• REQUIREMENT
Transcribe each of the records below exactly, excluding all pictures.

[Part of a data file]

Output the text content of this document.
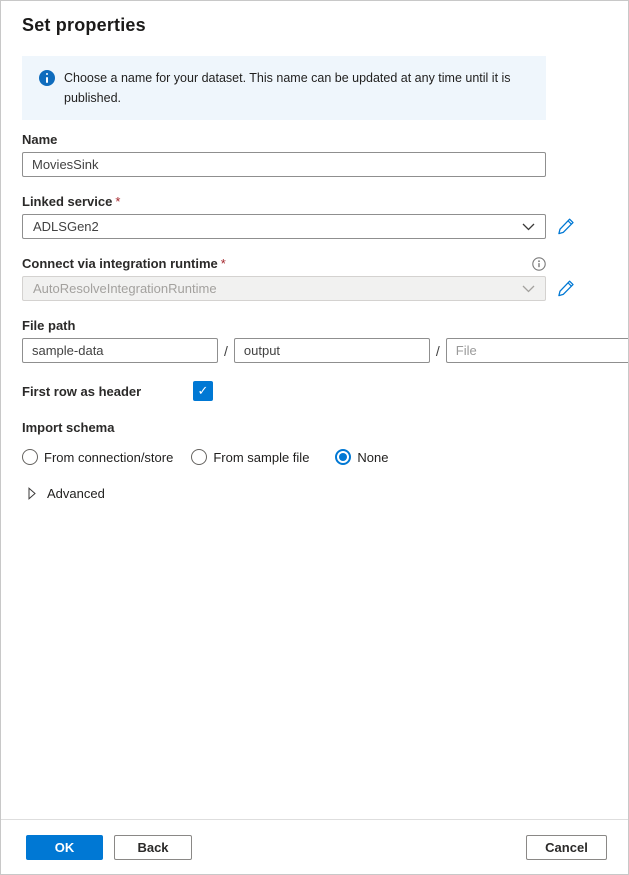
Set properties
Choose a name for your dataset. This name can be updated at any time until it is published.
Name
MoviesSink
Linked service *
ADLSGen2
Connect via integration runtime *
AutoResolveIntegrationRuntime
File path
sample-data
/
output	/
File
First row as header	✓
Import schema
From connection/store	From sample file	None
Advanced
OK	Back	Cancel
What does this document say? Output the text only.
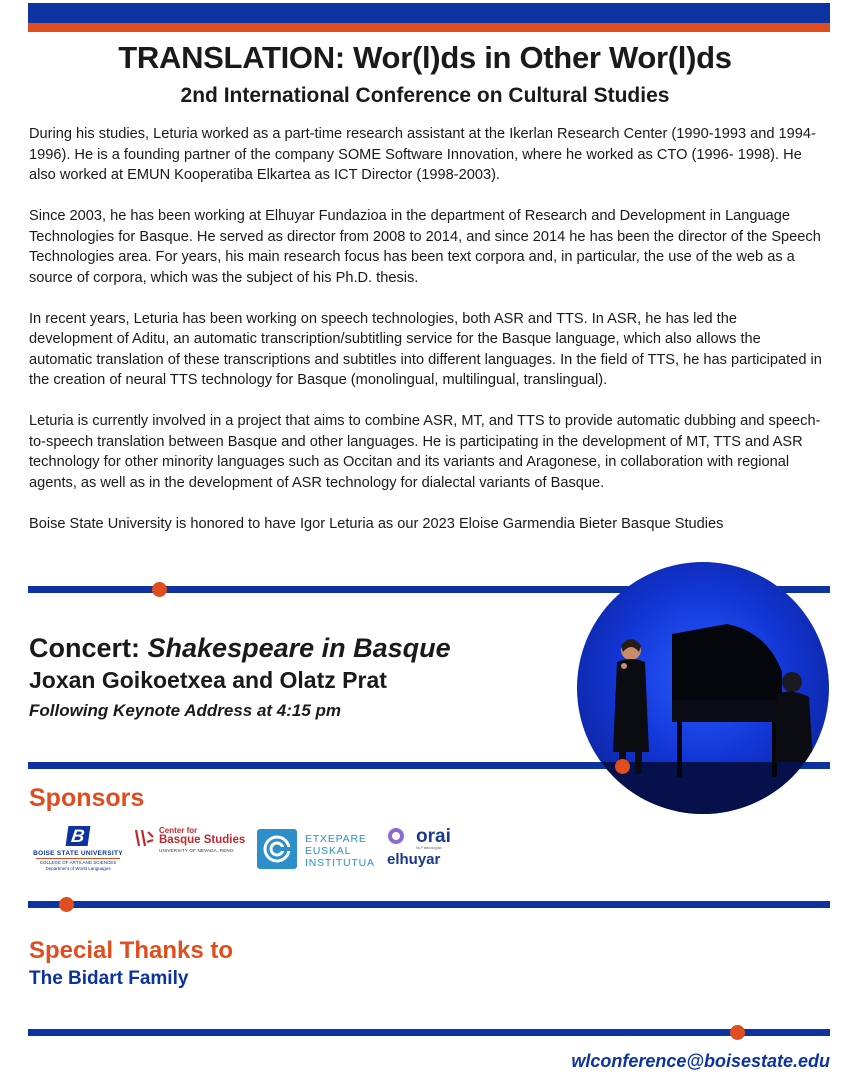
TRANSLATION: Wor(l)ds in Other Wor(l)ds
2nd International Conference on Cultural Studies

During his studies, Leturia worked as a part-time research assistant at the Ikerlan Research Center (1990-1993 and 1994-1996). He is a founding partner of the company SOME Software Innovation, where he worked as CTO (1996- 1998). He also worked at EMUN Kooperatiba Elkartea as ICT Director (1998-2003).

Since 2003, he has been working at Elhuyar Fundazioa in the department of Research and Development in Language Technologies for Basque. He served as director from 2008 to 2014, and since 2014 he has been the director of the Speech Technologies area. For years, his main research focus has been text corpora and, in particular, the use of the web as a source of corpora, which was the subject of his Ph.D. thesis.

In recent years, Leturia has been working on speech technologies, both ASR and TTS. In ASR, he has led the development of Aditu, an automatic transcription/subtitling service for the Basque language, which also allows the automatic translation of these transcriptions and subtitles into different languages. In the field of TTS, he has participated in the creation of neural TTS technology for Basque (monolingual, multilingual, translingual).

Leturia is currently involved in a project that aims to combine ASR, MT, and TTS to provide automatic dubbing and speech-to-speech translation between Basque and other languages. He is participating in the development of MT, TTS and ASR technology for other minority languages such as Occitan and its variants and Aragonese, in collaboration with regional agents, as well as in the development of ASR technology for dialectal variants of Basque.

Boise State University is honored to have Igor Leturia as our 2023 Eloise Garmendia Bieter Basque Studies

Concert: Shakespeare in Basque
Joxan Goikoetxea and Olatz Prat
Following Keynote Address at 4:15 pm
Sponsors
B
BOISE STATE UNIVERSITY
COLLEGE OF ARTS AND SCIENCES
Department of World Languages
Center for
Basque Studies
UNIVERSITY OF NEVADA, RENO
ETXEPARE
EUSKAL
INSTITUTUA
orai
NLP teknologiak
elhuyar
Special Thanks to
The Bidart Family
wlconference@boisestate.edu
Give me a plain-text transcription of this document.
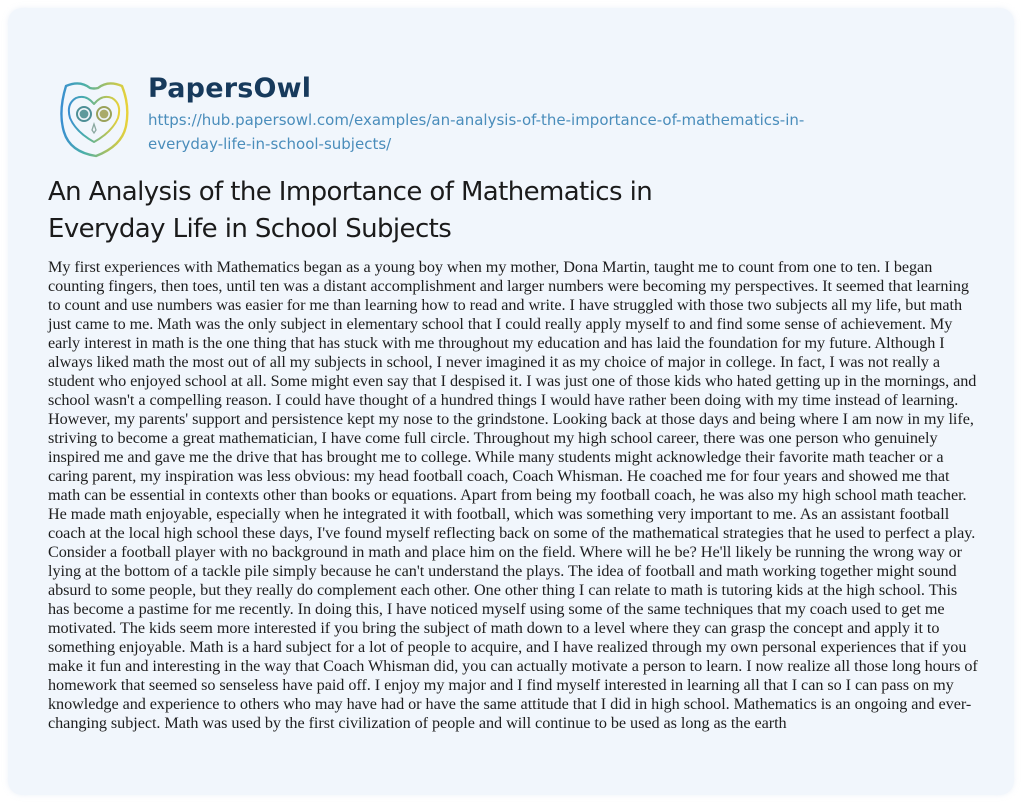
PapersOwl
https://hub.papersowl.com/examples/an-analysis-of-the-importance-of-mathematics-in-
everyday-life-in-school-subjects/
An Analysis of the Importance of Mathematics in
Everyday Life in School Subjects
My first experiences with Mathematics began as a young boy when my mother, Dona Martin, taught me to count from one to ten. I began
counting fingers, then toes, until ten was a distant accomplishment and larger numbers were becoming my perspectives. It seemed that learning
to count and use numbers was easier for me than learning how to read and write. I have struggled with those two subjects all my life, but math
just came to me. Math was the only subject in elementary school that I could really apply myself to and find some sense of achievement. My
early interest in math is the one thing that has stuck with me throughout my education and has laid the foundation for my future. Although I
always liked math the most out of all my subjects in school, I never imagined it as my choice of major in college. In fact, I was not really a
student who enjoyed school at all. Some might even say that I despised it. I was just one of those kids who hated getting up in the mornings, and
school wasn't a compelling reason. I could have thought of a hundred things I would have rather been doing with my time instead of learning.
However, my parents' support and persistence kept my nose to the grindstone. Looking back at those days and being where I am now in my life,
striving to become a great mathematician, I have come full circle. Throughout my high school career, there was one person who genuinely
inspired me and gave me the drive that has brought me to college. While many students might acknowledge their favorite math teacher or a
caring parent, my inspiration was less obvious: my head football coach, Coach Whisman. He coached me for four years and showed me that
math can be essential in contexts other than books or equations. Apart from being my football coach, he was also my high school math teacher.
He made math enjoyable, especially when he integrated it with football, which was something very important to me. As an assistant football
coach at the local high school these days, I've found myself reflecting back on some of the mathematical strategies that he used to perfect a play.
Consider a football player with no background in math and place him on the field. Where will he be? He'll likely be running the wrong way or
lying at the bottom of a tackle pile simply because he can't understand the plays. The idea of football and math working together might sound
absurd to some people, but they really do complement each other. One other thing I can relate to math is tutoring kids at the high school. This
has become a pastime for me recently. In doing this, I have noticed myself using some of the same techniques that my coach used to get me
motivated. The kids seem more interested if you bring the subject of math down to a level where they can grasp the concept and apply it to
something enjoyable. Math is a hard subject for a lot of people to acquire, and I have realized through my own personal experiences that if you
make it fun and interesting in the way that Coach Whisman did, you can actually motivate a person to learn. I now realize all those long hours of
homework that seemed so senseless have paid off. I enjoy my major and I find myself interested in learning all that I can so I can pass on my
knowledge and experience to others who may have had or have the same attitude that I did in high school. Mathematics is an ongoing and ever-
changing subject. Math was used by the first civilization of people and will continue to be used as long as the earth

• THE RESPONSE
Output the text content of this document.
Set properties
Choose a name for your dataset. This name can be updated at any time until it is published.
Name
MoviesSink
Linked service *
ADLSGen2
Connect via integration runtime *
AutoResolveIntegrationRuntime
File path
sample-data
/
output	/
File
First row as header	✓
Import schema
From connection/store	From sample file	None
Advanced
OK	Back	Cancel
What does this document say? Output the text only.
TRANSLATION: Wor(l)ds in Other Wor(l)ds
2nd International Conference on Cultural Studies

During his studies, Leturia worked as a part-time research assistant at the Ikerlan Research Center (1990-1993 and 1994-1996). He is a founding partner of the company SOME Software Innovation, where he worked as CTO (1996- 1998). He also worked at EMUN Kooperatiba Elkartea as ICT Director (1998-2003).

Since 2003, he has been working at Elhuyar Fundazioa in the department of Research and Development in Language Technologies for Basque. He served as director from 2008 to 2014, and since 2014 he has been the director of the Speech Technologies area. For years, his main research focus has been text corpora and, in particular, the use of the web as a source of corpora, which was the subject of his Ph.D. thesis.

In recent years, Leturia has been working on speech technologies, both ASR and TTS. In ASR, he has led the development of Aditu, an automatic transcription/subtitling service for the Basque language, which also allows the automatic translation of these transcriptions and subtitles into different languages. In the field of TTS, he has participated in the creation of neural TTS technology for Basque (monolingual, multilingual, translingual).

Leturia is currently involved in a project that aims to combine ASR, MT, and TTS to provide automatic dubbing and speech-to-speech translation between Basque and other languages. He is participating in the development of MT, TTS and ASR technology for other minority languages such as Occitan and its variants and Aragonese, in collaboration with regional agents, as well as in the development of ASR technology for dialectal variants of Basque.

Boise State University is honored to have Igor Leturia as our 2023 Eloise Garmendia Bieter Basque Studies

Concert: Shakespeare in Basque
Joxan Goikoetxea and Olatz Prat
Following Keynote Address at 4:15 pm
Sponsors
B
BOISE STATE UNIVERSITY
COLLEGE OF ARTS AND SCIENCES
Department of World Languages
Center for
Basque Studies
UNIVERSITY OF NEVADA, RENO
ETXEPARE
EUSKAL
INSTITUTUA
orai
NLP teknologiak
elhuyar
Special Thanks to
The Bidart Family
wlconference@boisestate.edu
Give me a plain-text transcription of this document.
PapersOwl
https://hub.papersowl.com/examples/an-analysis-of-the-importance-of-mathematics-in-
everyday-life-in-school-subjects/
An Analysis of the Importance of Mathematics in
Everyday Life in School Subjects
My first experiences with Mathematics began as a young boy when my mother, Dona Martin, taught me to count from one to ten. I began
counting fingers, then toes, until ten was a distant accomplishment and larger numbers were becoming my perspectives. It seemed that learning
to count and use numbers was easier for me than learning how to read and write. I have struggled with those two subjects all my life, but math
just came to me. Math was the only subject in elementary school that I could really apply myself to and find some sense of achievement. My
early interest in math is the one thing that has stuck with me throughout my education and has laid the foundation for my future. Although I
always liked math the most out of all my subjects in school, I never imagined it as my choice of major in college. In fact, I was not really a
student who enjoyed school at all. Some might even say that I despised it. I was just one of those kids who hated getting up in the mornings, and
school wasn't a compelling reason. I could have thought of a hundred things I would have rather been doing with my time instead of learning.
However, my parents' support and persistence kept my nose to the grindstone. Looking back at those days and being where I am now in my life,
striving to become a great mathematician, I have come full circle. Throughout my high school career, there was one person who genuinely
inspired me and gave me the drive that has brought me to college. While many students might acknowledge their favorite math teacher or a
caring parent, my inspiration was less obvious: my head football coach, Coach Whisman. He coached me for four years and showed me that
math can be essential in contexts other than books or equations. Apart from being my football coach, he was also my high school math teacher.
He made math enjoyable, especially when he integrated it with football, which was something very important to me. As an assistant football
coach at the local high school these days, I've found myself reflecting back on some of the mathematical strategies that he used to perfect a play.
Consider a football player with no background in math and place him on the field. Where will he be? He'll likely be running the wrong way or
lying at the bottom of a tackle pile simply because he can't understand the plays. The idea of football and math working together might sound
absurd to some people, but they really do complement each other. One other thing I can relate to math is tutoring kids at the high school. This
has become a pastime for me recently. In doing this, I have noticed myself using some of the same techniques that my coach used to get me
motivated. The kids seem more interested if you bring the subject of math down to a level where they can grasp the concept and apply it to
something enjoyable. Math is a hard subject for a lot of people to acquire, and I have realized through my own personal experiences that if you
make it fun and interesting in the way that Coach Whisman did, you can actually motivate a person to learn. I now realize all those long hours of
homework that seemed so senseless have paid off. I enjoy my major and I find myself interested in learning all that I can so I can pass on my
knowledge and experience to others who may have had or have the same attitude that I did in high school. Mathematics is an ongoing and ever-
changing subject. Math was used by the first civilization of people and will continue to be used as long as the earth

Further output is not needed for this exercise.